◆ **Exercise task**: Find the lines containing the word "gigawatts" and copy every one of them.

◆ **Entries supplied**:

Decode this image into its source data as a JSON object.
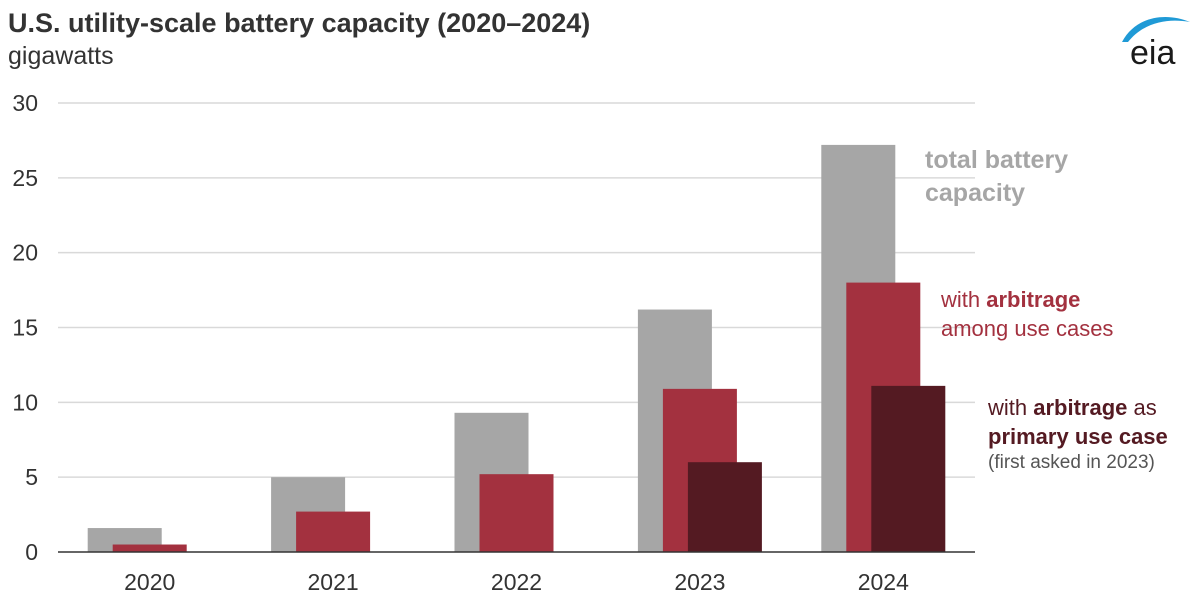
{
  "header": {
    "title": "U.S. utility-scale battery capacity (2020–2024)",
    "subtitle": "gigawatts",
    "logo_text": "eia"
  },
  "colors": {
    "total": "#a6a6a6",
    "arbitrage": "#a3313f",
    "primary": "#541a22",
    "grid": "#d9d9d9",
    "axis": "#333333",
    "logo_blue": "#1f9ad6",
    "logo_text": "#1a1a1a"
  },
  "annotations": {
    "total_line1": "total battery",
    "total_line2": "capacity",
    "arb_line1_prefix": "with ",
    "arb_line1_bold": "arbitrage",
    "arb_line2": "among use cases",
    "primary_line1_prefix": "with ",
    "primary_line1_bold": "arbitrage",
    "primary_line1_suffix": " as",
    "primary_line2_bold": "primary use case",
    "primary_line3": "(first asked in 2023)"
  },
  "chart_data": {
    "type": "bar",
    "title": "U.S. utility-scale battery capacity (2020–2024)",
    "ylabel": "gigawatts",
    "xlabel": "",
    "categories": [
      "2020",
      "2021",
      "2022",
      "2023",
      "2024"
    ],
    "ylim": [
      0,
      30
    ],
    "yticks": [
      0,
      5,
      10,
      15,
      20,
      25,
      30
    ],
    "grid": true,
    "series": [
      {
        "name": "total battery capacity",
        "values": [
          1.6,
          5.0,
          9.3,
          16.2,
          27.2
        ]
      },
      {
        "name": "with arbitrage among use cases",
        "values": [
          0.5,
          2.7,
          5.2,
          10.9,
          18.0
        ]
      },
      {
        "name": "with arbitrage as primary use case",
        "values": [
          null,
          null,
          null,
          6.0,
          11.1
        ]
      }
    ]
  }
}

◆ **Exercise output**:
    "subtitle": "gigawatts",
    "ylabel": "gigawatts",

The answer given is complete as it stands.